::: SUPPLIED RECORDS

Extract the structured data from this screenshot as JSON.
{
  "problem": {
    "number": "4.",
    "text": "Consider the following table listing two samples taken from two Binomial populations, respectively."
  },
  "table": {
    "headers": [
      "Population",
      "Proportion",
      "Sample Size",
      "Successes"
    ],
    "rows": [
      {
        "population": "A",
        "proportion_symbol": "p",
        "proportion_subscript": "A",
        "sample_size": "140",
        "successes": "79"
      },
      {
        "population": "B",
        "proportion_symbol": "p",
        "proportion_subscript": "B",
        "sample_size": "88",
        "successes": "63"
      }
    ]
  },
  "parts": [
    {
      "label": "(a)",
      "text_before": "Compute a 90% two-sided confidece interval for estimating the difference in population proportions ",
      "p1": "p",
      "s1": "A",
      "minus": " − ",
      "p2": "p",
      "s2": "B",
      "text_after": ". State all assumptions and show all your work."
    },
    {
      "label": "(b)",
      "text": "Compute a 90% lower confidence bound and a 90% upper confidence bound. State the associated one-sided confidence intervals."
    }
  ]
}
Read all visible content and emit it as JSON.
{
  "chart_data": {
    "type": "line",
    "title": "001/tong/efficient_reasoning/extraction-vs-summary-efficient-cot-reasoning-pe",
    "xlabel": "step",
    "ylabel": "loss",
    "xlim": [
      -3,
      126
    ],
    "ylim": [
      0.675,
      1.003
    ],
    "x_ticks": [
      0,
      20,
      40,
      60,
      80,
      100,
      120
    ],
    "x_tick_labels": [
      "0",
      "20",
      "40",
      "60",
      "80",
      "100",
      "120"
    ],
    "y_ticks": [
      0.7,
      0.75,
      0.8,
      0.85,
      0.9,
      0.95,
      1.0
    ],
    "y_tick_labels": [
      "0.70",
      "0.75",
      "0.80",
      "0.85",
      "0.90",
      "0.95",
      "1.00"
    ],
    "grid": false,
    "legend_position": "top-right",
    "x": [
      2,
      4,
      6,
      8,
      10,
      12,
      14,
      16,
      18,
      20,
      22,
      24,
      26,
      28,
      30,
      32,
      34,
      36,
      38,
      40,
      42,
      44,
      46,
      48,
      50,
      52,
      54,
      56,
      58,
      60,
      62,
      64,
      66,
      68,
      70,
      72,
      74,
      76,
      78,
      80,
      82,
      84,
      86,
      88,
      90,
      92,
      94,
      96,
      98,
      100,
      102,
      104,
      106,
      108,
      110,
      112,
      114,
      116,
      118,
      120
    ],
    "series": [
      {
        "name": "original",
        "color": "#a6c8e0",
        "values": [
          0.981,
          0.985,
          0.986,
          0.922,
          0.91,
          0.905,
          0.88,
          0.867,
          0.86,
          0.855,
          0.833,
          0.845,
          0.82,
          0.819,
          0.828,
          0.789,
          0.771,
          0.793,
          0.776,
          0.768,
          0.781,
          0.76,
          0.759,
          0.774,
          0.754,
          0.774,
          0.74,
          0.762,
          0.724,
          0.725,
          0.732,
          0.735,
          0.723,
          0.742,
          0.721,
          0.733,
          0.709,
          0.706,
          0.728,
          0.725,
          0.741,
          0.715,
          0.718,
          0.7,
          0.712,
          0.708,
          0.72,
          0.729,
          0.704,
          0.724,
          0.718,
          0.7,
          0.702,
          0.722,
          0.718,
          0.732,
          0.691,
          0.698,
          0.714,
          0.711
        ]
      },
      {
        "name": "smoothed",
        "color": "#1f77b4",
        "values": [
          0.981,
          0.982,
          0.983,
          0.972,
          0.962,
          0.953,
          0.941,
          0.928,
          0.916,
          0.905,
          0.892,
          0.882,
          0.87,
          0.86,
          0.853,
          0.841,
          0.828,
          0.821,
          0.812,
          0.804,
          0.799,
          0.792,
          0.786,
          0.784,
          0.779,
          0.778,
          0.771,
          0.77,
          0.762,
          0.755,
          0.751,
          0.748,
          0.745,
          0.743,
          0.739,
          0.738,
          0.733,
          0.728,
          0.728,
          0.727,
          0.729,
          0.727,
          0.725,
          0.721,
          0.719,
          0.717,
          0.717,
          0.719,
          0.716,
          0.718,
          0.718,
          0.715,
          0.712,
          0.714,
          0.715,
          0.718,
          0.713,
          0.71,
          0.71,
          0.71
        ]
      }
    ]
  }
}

::::::

OBJECTIVE: Write out the listing once more, matching it exactly.

TASK ANSWER:
Extract the structured data from this screenshot as JSON.
{
  "problem": {
    "number": "4.",
    "text": "Consider the following table listing two samples taken from two Binomial populations, respectively."
  },
  "table": {
    "headers": [
      "Population",
      "Proportion",
      "Sample Size",
      "Successes"
    ],
    "rows": [
      {
        "population": "A",
        "proportion_symbol": "p",
        "proportion_subscript": "A",
        "sample_size": "140",
        "successes": "79"
      },
      {
        "population": "B",
        "proportion_symbol": "p",
        "proportion_subscript": "B",
        "sample_size": "88",
        "successes": "63"
      }
    ]
  },
  "parts": [
    {
      "label": "(a)",
      "text_before": "Compute a 90% two-sided confidece interval for estimating the difference in population proportions ",
      "p1": "p",
      "s1": "A",
      "minus": " − ",
      "p2": "p",
      "s2": "B",
      "text_after": ". State all assumptions and show all your work."
    },
    {
      "label": "(b)",
      "text": "Compute a 90% lower confidence bound and a 90% upper confidence bound. State the associated one-sided confidence intervals."
    }
  ]
}
Read all visible content and emit it as JSON.
{
  "chart_data": {
    "type": "line",
    "title": "001/tong/efficient_reasoning/extraction-vs-summary-efficient-cot-reasoning-pe",
    "xlabel": "step",
    "ylabel": "loss",
    "xlim": [
      -3,
      126
    ],
    "ylim": [
      0.675,
      1.003
    ],
    "x_ticks": [
      0,
      20,
      40,
      60,
      80,
      100,
      120
    ],
    "x_tick_labels": [
      "0",
      "20",
      "40",
      "60",
      "80",
      "100",
      "120"
    ],
    "y_ticks": [
      0.7,
      0.75,
      0.8,
      0.85,
      0.9,
      0.95,
      1.0
    ],
    "y_tick_labels": [
      "0.70",
      "0.75",
      "0.80",
      "0.85",
      "0.90",
      "0.95",
      "1.00"
    ],
    "grid": false,
    "legend_position": "top-right",
    "x": [
      2,
      4,
      6,
      8,
      10,
      12,
      14,
      16,
      18,
      20,
      22,
      24,
      26,
      28,
      30,
      32,
      34,
      36,
      38,
      40,
      42,
      44,
      46,
      48,
      50,
      52,
      54,
      56,
      58,
      60,
      62,
      64,
      66,
      68,
      70,
      72,
      74,
      76,
      78,
      80,
      82,
      84,
      86,
      88,
      90,
      92,
      94,
      96,
      98,
      100,
      102,
      104,
      106,
      108,
      110,
      112,
      114,
      116,
      118,
      120
    ],
    "series": [
      {
        "name": "original",
        "color": "#a6c8e0",
        "values": [
          0.981,
          0.985,
          0.986,
          0.922,
          0.91,
          0.905,
          0.88,
          0.867,
          0.86,
          0.855,
          0.833,
          0.845,
          0.82,
          0.819,
          0.828,
          0.789,
          0.771,
          0.793,
          0.776,
          0.768,
          0.781,
          0.76,
          0.759,
          0.774,
          0.754,
          0.774,
          0.74,
          0.762,
          0.724,
          0.725,
          0.732,
          0.735,
          0.723,
          0.742,
          0.721,
          0.733,
          0.709,
          0.706,
          0.728,
          0.725,
          0.741,
          0.715,
          0.718,
          0.7,
          0.712,
          0.708,
          0.72,
          0.729,
          0.704,
          0.724,
          0.718,
          0.7,
          0.702,
          0.722,
          0.718,
          0.732,
          0.691,
          0.698,
          0.714,
          0.711
        ]
      },
      {
        "name": "smoothed",
        "color": "#1f77b4",
        "values": [
          0.981,
          0.982,
          0.983,
          0.972,
          0.962,
          0.953,
          0.941,
          0.928,
          0.916,
          0.905,
          0.892,
          0.882,
          0.87,
          0.86,
          0.853,
          0.841,
          0.828,
          0.821,
          0.812,
          0.804,
          0.799,
          0.792,
          0.786,
          0.784,
          0.779,
          0.778,
          0.771,
          0.77,
          0.762,
          0.755,
          0.751,
          0.748,
          0.745,
          0.743,
          0.739,
          0.738,
          0.733,
          0.728,
          0.728,
          0.727,
          0.729,
          0.727,
          0.725,
          0.721,
          0.719,
          0.717,
          0.717,
          0.719,
          0.716,
          0.718,
          0.718,
          0.715,
          0.712,
          0.714,
          0.715,
          0.718,
          0.713,
          0.71,
          0.71,
          0.71
        ]
      }
    ]
  }
}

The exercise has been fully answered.